§ TASK INSTRUCTIONS
Reproduce the records. Keep every word exact and include no images.

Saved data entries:
⁂

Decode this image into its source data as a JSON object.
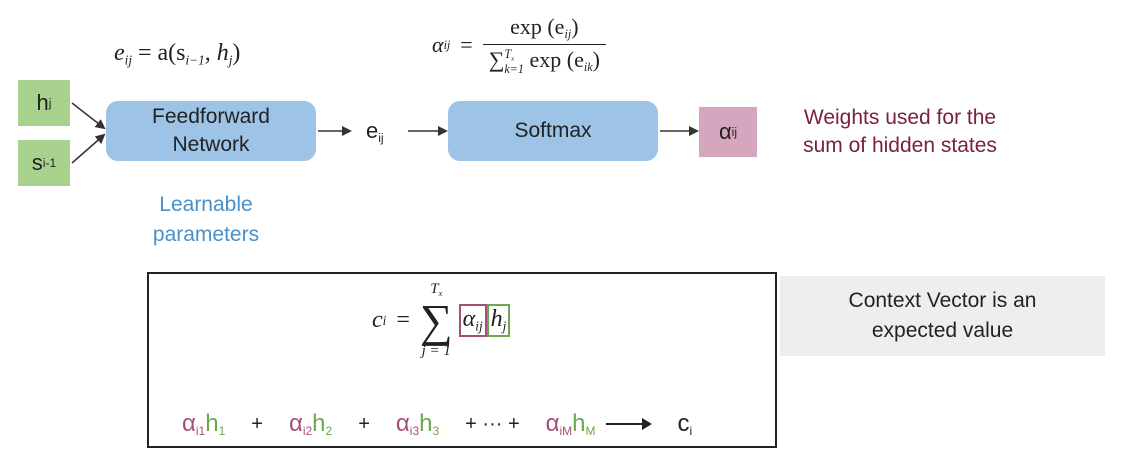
{
  "inputs": {
    "h": {
      "base": "h",
      "sub": "j"
    },
    "s": {
      "base": "s",
      "sub": "i-1"
    }
  },
  "ffn": {
    "line1": "Feedforward",
    "line2": "Network"
  },
  "e_label": {
    "base": "e",
    "sub": "ij"
  },
  "softmax": {
    "label": "Softmax"
  },
  "alpha_out": {
    "base": "α",
    "sub": "ij"
  },
  "weights_caption": {
    "line1": "Weights used for the",
    "line2": "sum of hidden states"
  },
  "learnable_caption": {
    "line1": "Learnable",
    "line2": "parameters"
  },
  "context_caption": {
    "line1": "Context Vector is an",
    "line2": "expected value"
  },
  "equations": {
    "energy": {
      "lhs": "e",
      "lhs_sub": "ij",
      "eq": " = a(s",
      "s_sub": "i−1",
      "rest": ", h",
      "h_sub": "j",
      "close": ")"
    },
    "softmax": {
      "lhs": "α",
      "lhs_sub": "ij",
      "eq": "=",
      "num": "exp (e",
      "num_sub": "ij",
      "num_close": ")",
      "den_sum": "∑",
      "den_upper": "T",
      "den_upper_sub": "x",
      "den_lower": "k=1",
      "den_body": " exp (e",
      "den_sub": "ik",
      "den_close": ")"
    },
    "context": {
      "lhs": "c",
      "lhs_sub": "i",
      "eq": "=",
      "sum": "∑",
      "upper": "T",
      "upper_sub": "x",
      "lower": "j = 1",
      "alpha": "α",
      "alpha_sub": "ij",
      "h": "h",
      "h_sub": "j"
    }
  },
  "expansion": {
    "terms": [
      {
        "a": "α",
        "a_sub": "i1",
        "h": "h",
        "h_sub": "1"
      },
      {
        "a": "α",
        "a_sub": "i2",
        "h": "h",
        "h_sub": "2"
      },
      {
        "a": "α",
        "a_sub": "i3",
        "h": "h",
        "h_sub": "3"
      },
      {
        "a": "α",
        "a_sub": "iM",
        "h": "h",
        "h_sub": "M"
      }
    ],
    "plus": "+",
    "ellipsis": "+ ··· +",
    "result": "c",
    "result_sub": "i"
  },
  "colors": {
    "green": "#a9d18e",
    "blue": "#9dc3e6",
    "pink": "#d5a6bd",
    "weights_text": "#7a2040",
    "learnable_text": "#4a90c8"
  }
}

⁂

§ RESULT FOR THIS TASK
Decode this image into its source data as a JSON object.
{
  "inputs": {
    "h": {
      "base": "h",
      "sub": "j"
    },
    "s": {
      "base": "s",
      "sub": "i-1"
    }
  },
  "ffn": {
    "line1": "Feedforward",
    "line2": "Network"
  },
  "e_label": {
    "base": "e",
    "sub": "ij"
  },
  "softmax": {
    "label": "Softmax"
  },
  "alpha_out": {
    "base": "α",
    "sub": "ij"
  },
  "weights_caption": {
    "line1": "Weights used for the",
    "line2": "sum of hidden states"
  },
  "learnable_caption": {
    "line1": "Learnable",
    "line2": "parameters"
  },
  "context_caption": {
    "line1": "Context Vector is an",
    "line2": "expected value"
  },
  "equations": {
    "energy": {
      "lhs": "e",
      "lhs_sub": "ij",
      "eq": " = a(s",
      "s_sub": "i−1",
      "rest": ", h",
      "h_sub": "j",
      "close": ")"
    },
    "softmax": {
      "lhs": "α",
      "lhs_sub": "ij",
      "eq": "=",
      "num": "exp (e",
      "num_sub": "ij",
      "num_close": ")",
      "den_sum": "∑",
      "den_upper": "T",
      "den_upper_sub": "x",
      "den_lower": "k=1",
      "den_body": " exp (e",
      "den_sub": "ik",
      "den_close": ")"
    },
    "context": {
      "lhs": "c",
      "lhs_sub": "i",
      "eq": "=",
      "sum": "∑",
      "upper": "T",
      "upper_sub": "x",
      "lower": "j = 1",
      "alpha": "α",
      "alpha_sub": "ij",
      "h": "h",
      "h_sub": "j"
    }
  },
  "expansion": {
    "terms": [
      {
        "a": "α",
        "a_sub": "i1",
        "h": "h",
        "h_sub": "1"
      },
      {
        "a": "α",
        "a_sub": "i2",
        "h": "h",
        "h_sub": "2"
      },
      {
        "a": "α",
        "a_sub": "i3",
        "h": "h",
        "h_sub": "3"
      },
      {
        "a": "α",
        "a_sub": "iM",
        "h": "h",
        "h_sub": "M"
      }
    ],
    "plus": "+",
    "ellipsis": "+ ··· +",
    "result": "c",
    "result_sub": "i"
  },
  "colors": {
    "green": "#a9d18e",
    "blue": "#9dc3e6",
    "pink": "#d5a6bd",
    "weights_text": "#7a2040",
    "learnable_text": "#4a90c8"
  }
}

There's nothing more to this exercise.